*** Exercise inputs
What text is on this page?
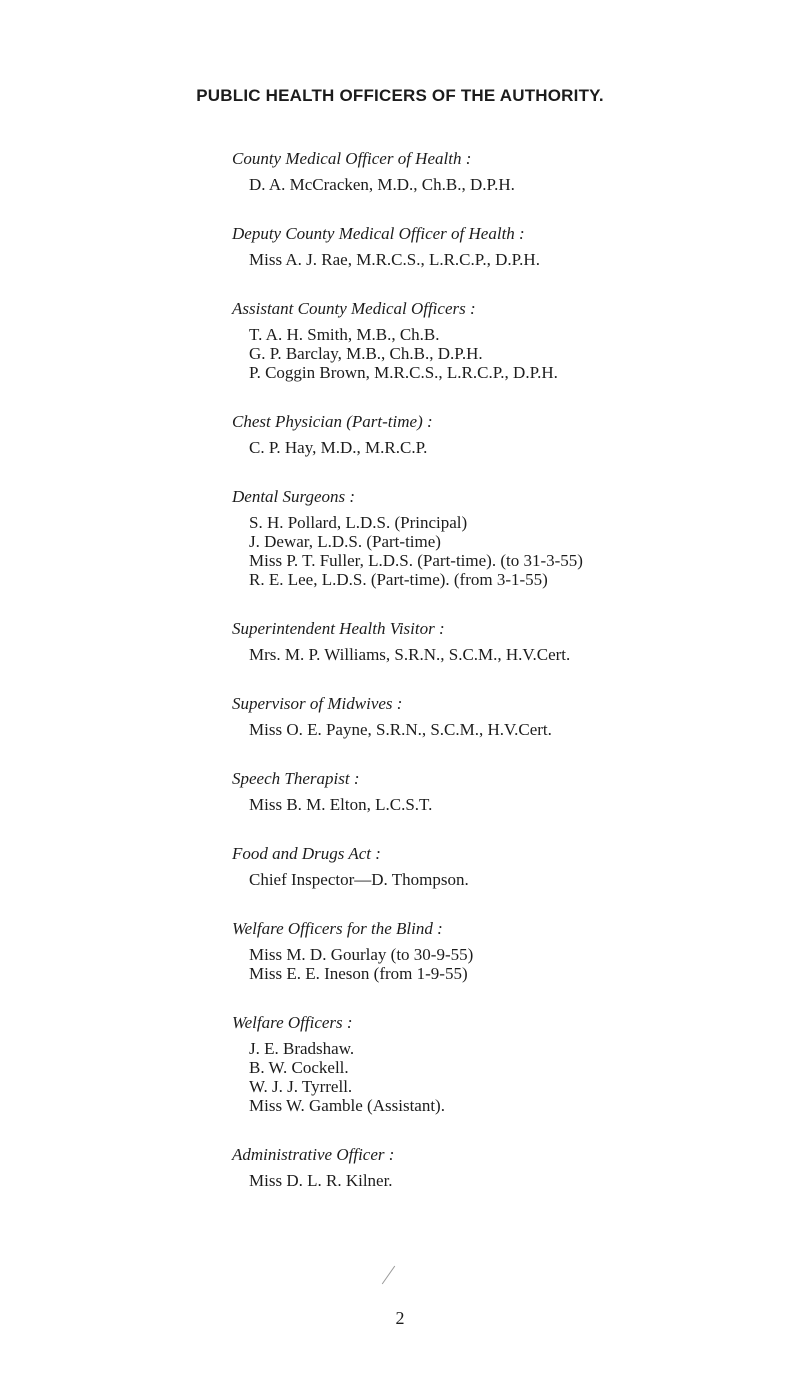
PUBLIC HEALTH OFFICERS OF THE AUTHORITY.
County Medical Officer of Health :
D. A. McCracken, M.D., Ch.B., D.P.H.
Deputy County Medical Officer of Health :
Miss A. J. Rae, M.R.C.S., L.R.C.P., D.P.H.
Assistant County Medical Officers :
T. A. H. Smith, M.B., Ch.B.
G. P. Barclay, M.B., Ch.B., D.P.H.
P. Coggin Brown, M.R.C.S., L.R.C.P., D.P.H.
Chest Physician (Part-time) :
C. P. Hay, M.D., M.R.C.P.
Dental Surgeons :
S. H. Pollard, L.D.S. (Principal)
J. Dewar, L.D.S. (Part-time)
Miss P. T. Fuller, L.D.S. (Part-time). (to 31-3-55)
R. E. Lee, L.D.S. (Part-time). (from 3-1-55)
Superintendent Health Visitor :
Mrs. M. P. Williams, S.R.N., S.C.M., H.V.Cert.
Supervisor of Midwives :
Miss O. E. Payne, S.R.N., S.C.M., H.V.Cert.
Speech Therapist :
Miss B. M. Elton, L.C.S.T.
Food and Drugs Act :
Chief Inspector—D. Thompson.
Welfare Officers for the Blind :
Miss M. D. Gourlay (to 30-9-55)
Miss E. E. Ineson (from 1-9-55)
Welfare Officers :
J. E. Bradshaw.
B. W. Cockell.
W. J. J. Tyrrell.
Miss W. Gamble (Assistant).
Administrative Officer :
Miss D. L. R. Kilner.
2
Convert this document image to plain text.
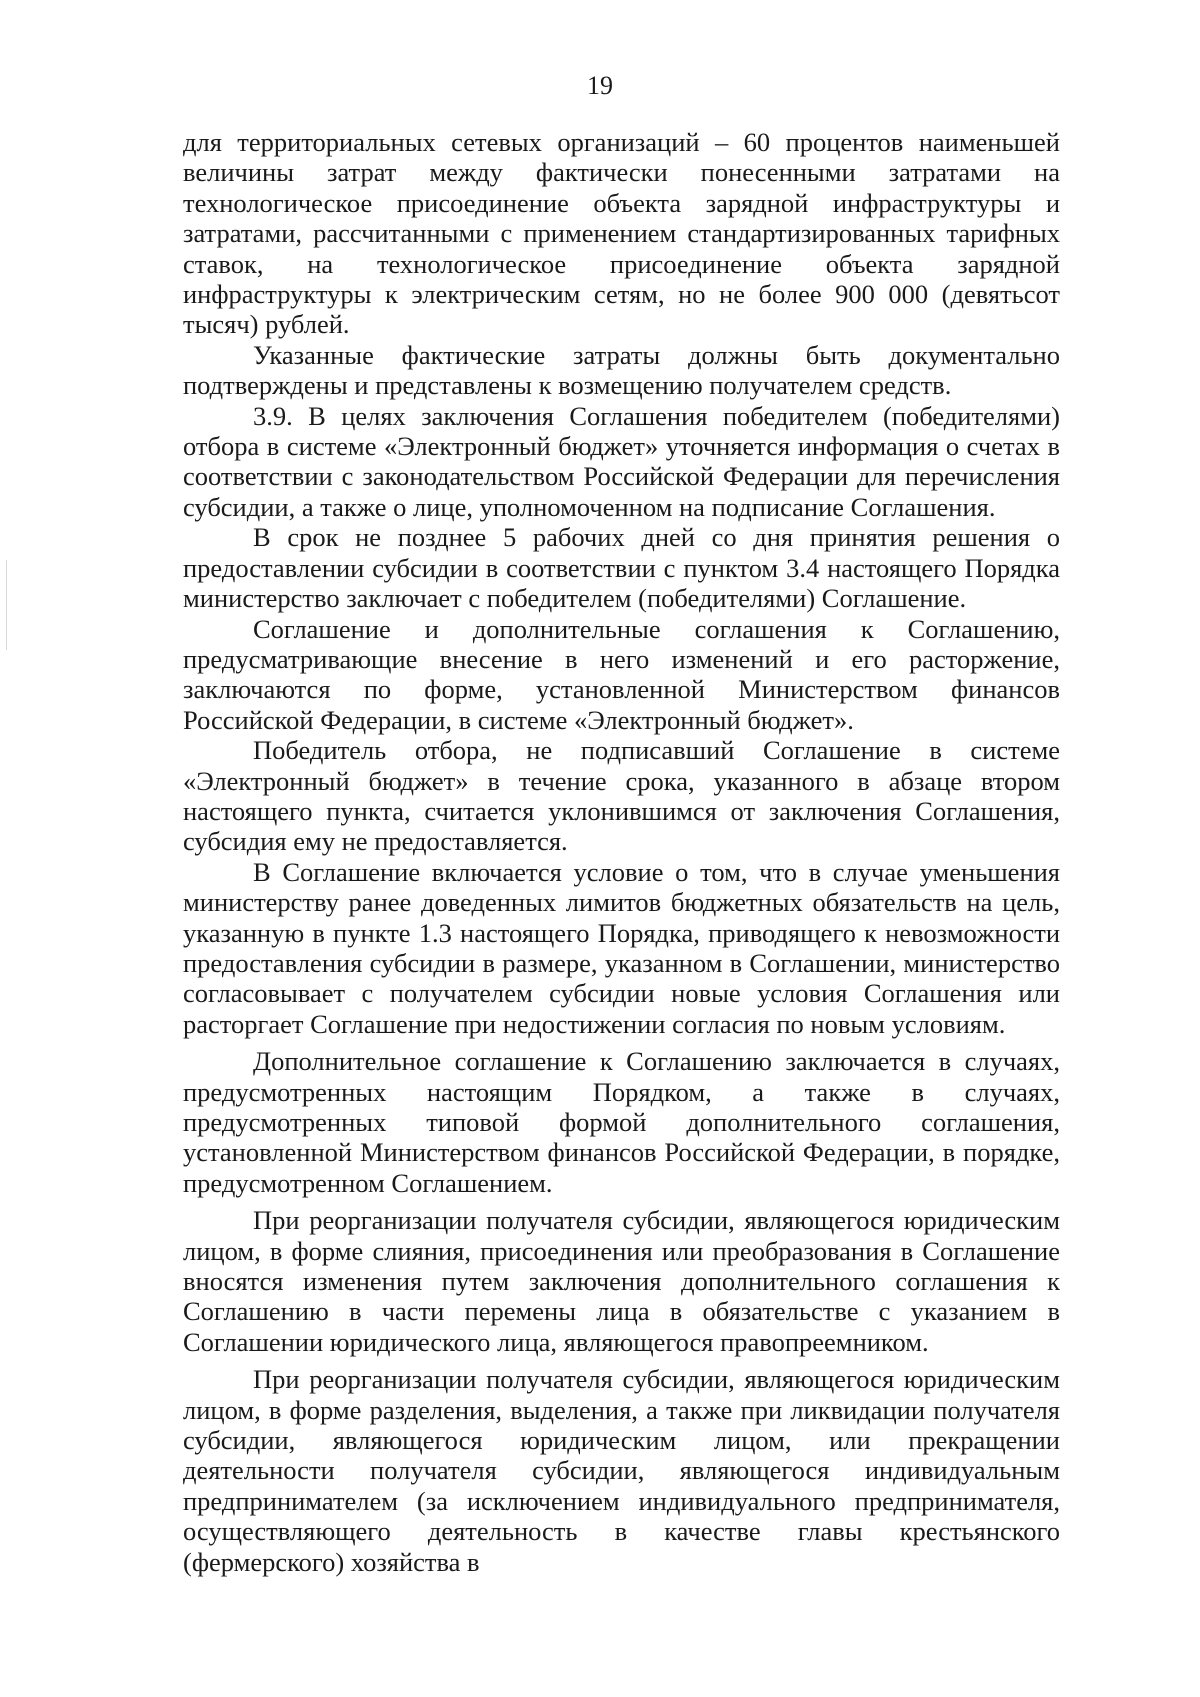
19

для территориальных сетевых организаций – 60 процентов наименьшей величины затрат между фактически понесенными затратами на технологическое присоединение объекта зарядной инфраструктуры и затратами, рассчитанными с применением стандартизированных тарифных ставок, на технологическое присоединение объекта зарядной инфраструктуры к электрическим сетям, но не более 900 000 (девятьсот тысяч) рублей.

Указанные фактические затраты должны быть документально подтверждены и представлены к возмещению получателем средств.

3.9. В целях заключения Соглашения победителем (победителями) отбора в системе «Электронный бюджет» уточняется информация о счетах в соответствии с законодательством Российской Федерации для перечисления субсидии, а также о лице, уполномоченном на подписание Соглашения.

В срок не позднее 5 рабочих дней со дня принятия решения о предоставлении субсидии в соответствии с пунктом 3.4 настоящего Порядка министерство заключает с победителем (победителями) Соглашение.

Соглашение и дополнительные соглашения к Соглашению, предусматривающие внесение в него изменений и его расторжение, заключаются по форме, установленной Министерством финансов Российской Федерации, в системе «Электронный бюджет».

Победитель отбора, не подписавший Соглашение в системе «Электронный бюджет» в течение срока, указанного в абзаце втором настоящего пункта, считается уклонившимся от заключения Соглашения, субсидия ему не предоставляется.

В Соглашение включается условие о том, что в случае уменьшения министерству ранее доведенных лимитов бюджетных обязательств на цель, указанную в пункте 1.3 настоящего Порядка, приводящего к невозможности предоставления субсидии в размере, указанном в Соглашении, министерство согласовывает с получателем субсидии новые условия Соглашения или расторгает Соглашение при недостижении согласия по новым условиям.

Дополнительное соглашение к Соглашению заключается в случаях, предусмотренных настоящим Порядком, а также в случаях, предусмотренных типовой формой дополнительного соглашения, установленной Министерством финансов Российской Федерации, в порядке, предусмотренном Соглашением.

При реорганизации получателя субсидии, являющегося юридическим лицом, в форме слияния, присоединения или преобразования в Соглашение вносятся изменения путем заключения дополнительного соглашения к Соглашению в части перемены лица в обязательстве с указанием в Соглашении юридического лица, являющегося правопреемником.

При реорганизации получателя субсидии, являющегося юридическим лицом, в форме разделения, выделения, а также при ликвидации получателя субсидии, являющегося юридическим лицом, или прекращении деятельности получателя субсидии, являющегося индивидуальным предпринимателем (за исключением индивидуального предпринимателя, осуществляющего деятельность в качестве главы крестьянского (фермерского) хозяйства в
******
**Written instruction:** State how many lines hold the word "Welfare". The number is the whole answer.

**Finished answer:** 2